Figure record listings.
-------------------------
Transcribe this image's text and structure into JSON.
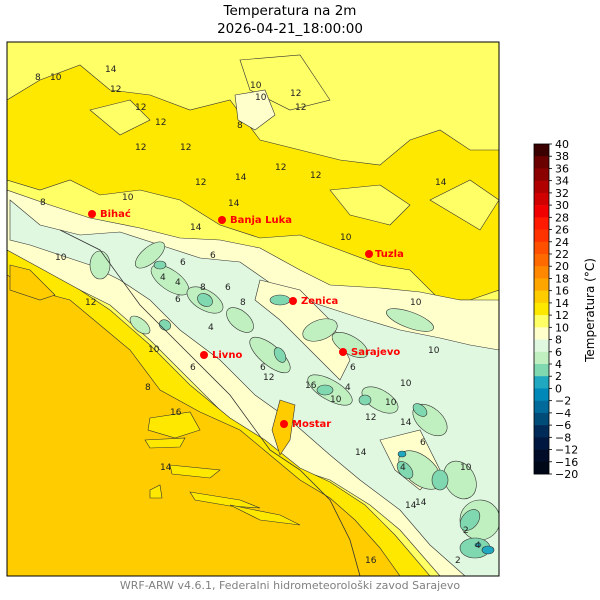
{
  "title": {
    "line1": "Temperatura na 2m",
    "line2": "2026-04-21_18:00:00"
  },
  "footer": "WRF-ARW v4.6.1, Federalni hidrometeorološki zavod Sarajevo",
  "colorbar": {
    "label": "Temperatura (°C)",
    "ticks": [
      "40",
      "38",
      "36",
      "34",
      "32",
      "30",
      "28",
      "26",
      "24",
      "22",
      "20",
      "18",
      "16",
      "14",
      "12",
      "10",
      "8",
      "6",
      "4",
      "2",
      "0",
      "−2",
      "−4",
      "−6",
      "−8",
      "−12",
      "−16",
      "−20"
    ],
    "colors": [
      "#3b0000",
      "#6b0000",
      "#8b0000",
      "#b00000",
      "#d00000",
      "#f00000",
      "#ff1a00",
      "#ff3300",
      "#ff5000",
      "#ff6a00",
      "#ff8800",
      "#ffa500",
      "#ffcc00",
      "#ffe800",
      "#ffff66",
      "#ffffcc",
      "#e0f8e0",
      "#c0f0c0",
      "#80d8b0",
      "#20a8c0",
      "#0088b8",
      "#006a9a",
      "#004c78",
      "#002a58",
      "#001840",
      "#000c28",
      "#000818"
    ]
  },
  "map": {
    "colors": {
      "t10_12": "#ffff66",
      "t12_14": "#ffe800",
      "t14_16": "#ffcc00",
      "t8_10": "#ffffcc",
      "t6_8": "#e0f8e0",
      "t4_6": "#c0f0c0",
      "t2_4": "#80d8b0",
      "t0_2": "#20a8c0",
      "city": "#ff0000"
    },
    "cities": [
      "Bihać",
      "Banja Luka",
      "Tuzla",
      "Zenica",
      "Sarajevo",
      "Livno",
      "Mostar"
    ],
    "contour_labels": [
      "8",
      "10",
      "14",
      "12",
      "12",
      "12",
      "12",
      "10",
      "10",
      "8",
      "12",
      "12",
      "14",
      "12",
      "12",
      "14",
      "14",
      "12",
      "12",
      "14",
      "10",
      "10",
      "6",
      "8",
      "6",
      "10",
      "8",
      "10",
      "6",
      "4",
      "4",
      "6",
      "8",
      "4",
      "12",
      "10",
      "6",
      "8",
      "6",
      "10",
      "10",
      "6",
      "4",
      "10",
      "12",
      "12",
      "14",
      "14",
      "14",
      "14",
      "16",
      "10",
      "10",
      "6",
      "4",
      "4",
      "2",
      "2",
      "16",
      "14",
      "16"
    ]
  }
}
-------------------------
Set problem. Your answer should be only a number: how many lines of the data above contain the string "Temperatura"?

Full answer. 2